What to work on:
Skip the pictures. Repeat everything else in the records word for word.

The input:
□ □ □ □
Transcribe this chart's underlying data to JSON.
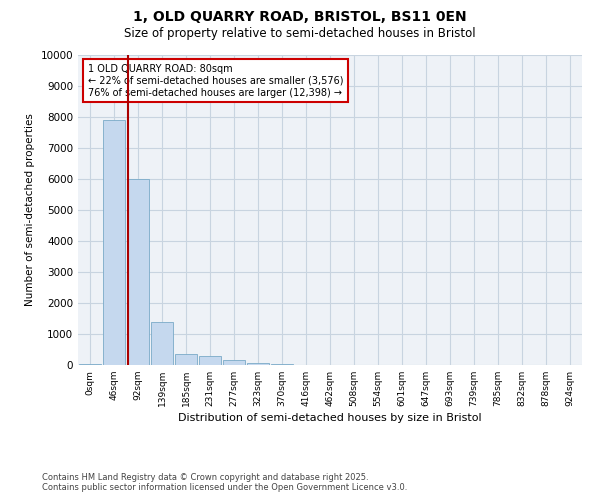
{
  "title_line1": "1, OLD QUARRY ROAD, BRISTOL, BS11 0EN",
  "title_line2": "Size of property relative to semi-detached houses in Bristol",
  "xlabel": "Distribution of semi-detached houses by size in Bristol",
  "ylabel": "Number of semi-detached properties",
  "bar_color": "#c5d8ee",
  "bar_edge_color": "#7aaac8",
  "categories": [
    "0sqm",
    "46sqm",
    "92sqm",
    "139sqm",
    "185sqm",
    "231sqm",
    "277sqm",
    "323sqm",
    "370sqm",
    "416sqm",
    "462sqm",
    "508sqm",
    "554sqm",
    "601sqm",
    "647sqm",
    "693sqm",
    "739sqm",
    "785sqm",
    "832sqm",
    "878sqm",
    "924sqm"
  ],
  "values": [
    20,
    7900,
    6000,
    1380,
    350,
    280,
    150,
    70,
    30,
    5,
    2,
    1,
    0,
    0,
    0,
    0,
    0,
    0,
    0,
    0,
    0
  ],
  "ylim": [
    0,
    10000
  ],
  "yticks": [
    0,
    1000,
    2000,
    3000,
    4000,
    5000,
    6000,
    7000,
    8000,
    9000,
    10000
  ],
  "property_line_x": 1.6,
  "property_line_color": "#aa0000",
  "annotation_title": "1 OLD QUARRY ROAD: 80sqm",
  "annotation_line1": "← 22% of semi-detached houses are smaller (3,576)",
  "annotation_line2": "76% of semi-detached houses are larger (12,398) →",
  "annotation_box_color": "#cc0000",
  "footer_line1": "Contains HM Land Registry data © Crown copyright and database right 2025.",
  "footer_line2": "Contains public sector information licensed under the Open Government Licence v3.0.",
  "background_color": "#eef2f7",
  "grid_color": "#c8d4e0",
  "title_fontsize": 10,
  "subtitle_fontsize": 8.5
}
□ □ □ □
Result of this task:
Transcribe this chart's underlying data to JSON.
{
  "title_line1": "1, OLD QUARRY ROAD, BRISTOL, BS11 0EN",
  "title_line2": "Size of property relative to semi-detached houses in Bristol",
  "xlabel": "Distribution of semi-detached houses by size in Bristol",
  "ylabel": "Number of semi-detached properties",
  "bar_color": "#c5d8ee",
  "bar_edge_color": "#7aaac8",
  "categories": [
    "0sqm",
    "46sqm",
    "92sqm",
    "139sqm",
    "185sqm",
    "231sqm",
    "277sqm",
    "323sqm",
    "370sqm",
    "416sqm",
    "462sqm",
    "508sqm",
    "554sqm",
    "601sqm",
    "647sqm",
    "693sqm",
    "739sqm",
    "785sqm",
    "832sqm",
    "878sqm",
    "924sqm"
  ],
  "values": [
    20,
    7900,
    6000,
    1380,
    350,
    280,
    150,
    70,
    30,
    5,
    2,
    1,
    0,
    0,
    0,
    0,
    0,
    0,
    0,
    0,
    0
  ],
  "ylim": [
    0,
    10000
  ],
  "yticks": [
    0,
    1000,
    2000,
    3000,
    4000,
    5000,
    6000,
    7000,
    8000,
    9000,
    10000
  ],
  "property_line_x": 1.6,
  "property_line_color": "#aa0000",
  "annotation_title": "1 OLD QUARRY ROAD: 80sqm",
  "annotation_line1": "← 22% of semi-detached houses are smaller (3,576)",
  "annotation_line2": "76% of semi-detached houses are larger (12,398) →",
  "annotation_box_color": "#cc0000",
  "footer_line1": "Contains HM Land Registry data © Crown copyright and database right 2025.",
  "footer_line2": "Contains public sector information licensed under the Open Government Licence v3.0.",
  "background_color": "#eef2f7",
  "grid_color": "#c8d4e0",
  "title_fontsize": 10,
  "subtitle_fontsize": 8.5
}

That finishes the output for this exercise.